What the task requires:
Provide an exact reproduction of every entry.

Data supplied:
⟨
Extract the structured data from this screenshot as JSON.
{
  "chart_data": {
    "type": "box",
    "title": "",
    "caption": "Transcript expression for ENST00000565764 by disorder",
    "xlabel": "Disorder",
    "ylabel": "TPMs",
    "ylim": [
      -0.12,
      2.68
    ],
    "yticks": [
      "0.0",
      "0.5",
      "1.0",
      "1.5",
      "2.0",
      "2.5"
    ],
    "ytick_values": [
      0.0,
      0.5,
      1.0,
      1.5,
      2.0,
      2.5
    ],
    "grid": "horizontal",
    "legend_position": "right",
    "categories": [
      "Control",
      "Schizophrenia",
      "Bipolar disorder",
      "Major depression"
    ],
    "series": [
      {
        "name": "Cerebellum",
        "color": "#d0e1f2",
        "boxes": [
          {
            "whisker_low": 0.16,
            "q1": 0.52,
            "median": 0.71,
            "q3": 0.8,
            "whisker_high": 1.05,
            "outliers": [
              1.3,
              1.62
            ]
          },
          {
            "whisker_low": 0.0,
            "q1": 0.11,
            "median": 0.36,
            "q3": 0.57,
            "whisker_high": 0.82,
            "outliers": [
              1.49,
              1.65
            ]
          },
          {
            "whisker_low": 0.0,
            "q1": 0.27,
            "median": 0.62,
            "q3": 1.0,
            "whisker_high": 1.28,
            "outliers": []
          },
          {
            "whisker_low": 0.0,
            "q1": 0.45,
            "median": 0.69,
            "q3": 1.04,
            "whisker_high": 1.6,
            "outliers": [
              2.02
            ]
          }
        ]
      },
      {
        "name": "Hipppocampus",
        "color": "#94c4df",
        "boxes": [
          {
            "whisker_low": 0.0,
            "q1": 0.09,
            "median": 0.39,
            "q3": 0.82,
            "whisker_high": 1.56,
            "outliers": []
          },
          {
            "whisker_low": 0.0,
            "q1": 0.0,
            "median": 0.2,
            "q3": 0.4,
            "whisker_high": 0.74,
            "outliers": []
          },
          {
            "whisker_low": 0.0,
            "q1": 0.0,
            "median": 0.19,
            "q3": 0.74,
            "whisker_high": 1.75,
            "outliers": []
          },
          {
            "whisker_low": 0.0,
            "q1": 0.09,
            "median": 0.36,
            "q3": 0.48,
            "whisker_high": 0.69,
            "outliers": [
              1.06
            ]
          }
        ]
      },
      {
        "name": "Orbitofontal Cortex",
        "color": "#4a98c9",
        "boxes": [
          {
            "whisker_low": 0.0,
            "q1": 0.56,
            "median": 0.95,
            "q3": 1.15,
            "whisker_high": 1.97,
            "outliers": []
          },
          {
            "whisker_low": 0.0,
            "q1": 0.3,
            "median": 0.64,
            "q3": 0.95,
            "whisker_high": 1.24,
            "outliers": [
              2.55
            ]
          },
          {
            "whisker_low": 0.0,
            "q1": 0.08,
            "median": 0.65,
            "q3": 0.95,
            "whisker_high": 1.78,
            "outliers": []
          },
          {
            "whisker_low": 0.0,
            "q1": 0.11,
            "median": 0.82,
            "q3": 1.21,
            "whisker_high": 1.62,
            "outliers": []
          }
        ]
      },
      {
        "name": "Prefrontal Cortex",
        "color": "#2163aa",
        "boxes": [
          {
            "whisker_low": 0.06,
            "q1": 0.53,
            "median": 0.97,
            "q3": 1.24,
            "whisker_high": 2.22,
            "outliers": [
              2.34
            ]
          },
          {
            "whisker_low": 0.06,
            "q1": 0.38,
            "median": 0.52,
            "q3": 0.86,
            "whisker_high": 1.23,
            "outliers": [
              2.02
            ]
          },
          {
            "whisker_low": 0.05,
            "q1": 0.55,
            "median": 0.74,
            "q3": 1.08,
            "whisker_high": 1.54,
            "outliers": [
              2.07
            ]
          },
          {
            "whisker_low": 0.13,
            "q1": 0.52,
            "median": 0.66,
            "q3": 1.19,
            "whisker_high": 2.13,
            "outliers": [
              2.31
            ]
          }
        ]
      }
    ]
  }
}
⟩
Response to the task:
Extract the structured data from this screenshot as JSON.
{
  "chart_data": {
    "type": "box",
    "title": "",
    "caption": "Transcript expression for ENST00000565764 by disorder",
    "xlabel": "Disorder",
    "ylabel": "TPMs",
    "ylim": [
      -0.12,
      2.68
    ],
    "yticks": [
      "0.0",
      "0.5",
      "1.0",
      "1.5",
      "2.0",
      "2.5"
    ],
    "ytick_values": [
      0.0,
      0.5,
      1.0,
      1.5,
      2.0,
      2.5
    ],
    "grid": "horizontal",
    "legend_position": "right",
    "categories": [
      "Control",
      "Schizophrenia",
      "Bipolar disorder",
      "Major depression"
    ],
    "series": [
      {
        "name": "Cerebellum",
        "color": "#d0e1f2",
        "boxes": [
          {
            "whisker_low": 0.16,
            "q1": 0.52,
            "median": 0.71,
            "q3": 0.8,
            "whisker_high": 1.05,
            "outliers": [
              1.3,
              1.62
            ]
          },
          {
            "whisker_low": 0.0,
            "q1": 0.11,
            "median": 0.36,
            "q3": 0.57,
            "whisker_high": 0.82,
            "outliers": [
              1.49,
              1.65
            ]
          },
          {
            "whisker_low": 0.0,
            "q1": 0.27,
            "median": 0.62,
            "q3": 1.0,
            "whisker_high": 1.28,
            "outliers": []
          },
          {
            "whisker_low": 0.0,
            "q1": 0.45,
            "median": 0.69,
            "q3": 1.04,
            "whisker_high": 1.6,
            "outliers": [
              2.02
            ]
          }
        ]
      },
      {
        "name": "Hipppocampus",
        "color": "#94c4df",
        "boxes": [
          {
            "whisker_low": 0.0,
            "q1": 0.09,
            "median": 0.39,
            "q3": 0.82,
            "whisker_high": 1.56,
            "outliers": []
          },
          {
            "whisker_low": 0.0,
            "q1": 0.0,
            "median": 0.2,
            "q3": 0.4,
            "whisker_high": 0.74,
            "outliers": []
          },
          {
            "whisker_low": 0.0,
            "q1": 0.0,
            "median": 0.19,
            "q3": 0.74,
            "whisker_high": 1.75,
            "outliers": []
          },
          {
            "whisker_low": 0.0,
            "q1": 0.09,
            "median": 0.36,
            "q3": 0.48,
            "whisker_high": 0.69,
            "outliers": [
              1.06
            ]
          }
        ]
      },
      {
        "name": "Orbitofontal Cortex",
        "color": "#4a98c9",
        "boxes": [
          {
            "whisker_low": 0.0,
            "q1": 0.56,
            "median": 0.95,
            "q3": 1.15,
            "whisker_high": 1.97,
            "outliers": []
          },
          {
            "whisker_low": 0.0,
            "q1": 0.3,
            "median": 0.64,
            "q3": 0.95,
            "whisker_high": 1.24,
            "outliers": [
              2.55
            ]
          },
          {
            "whisker_low": 0.0,
            "q1": 0.08,
            "median": 0.65,
            "q3": 0.95,
            "whisker_high": 1.78,
            "outliers": []
          },
          {
            "whisker_low": 0.0,
            "q1": 0.11,
            "median": 0.82,
            "q3": 1.21,
            "whisker_high": 1.62,
            "outliers": []
          }
        ]
      },
      {
        "name": "Prefrontal Cortex",
        "color": "#2163aa",
        "boxes": [
          {
            "whisker_low": 0.06,
            "q1": 0.53,
            "median": 0.97,
            "q3": 1.24,
            "whisker_high": 2.22,
            "outliers": [
              2.34
            ]
          },
          {
            "whisker_low": 0.06,
            "q1": 0.38,
            "median": 0.52,
            "q3": 0.86,
            "whisker_high": 1.23,
            "outliers": [
              2.02
            ]
          },
          {
            "whisker_low": 0.05,
            "q1": 0.55,
            "median": 0.74,
            "q3": 1.08,
            "whisker_high": 1.54,
            "outliers": [
              2.07
            ]
          },
          {
            "whisker_low": 0.13,
            "q1": 0.52,
            "median": 0.66,
            "q3": 1.19,
            "whisker_high": 2.13,
            "outliers": [
              2.31
            ]
          }
        ]
      }
    ]
  }
}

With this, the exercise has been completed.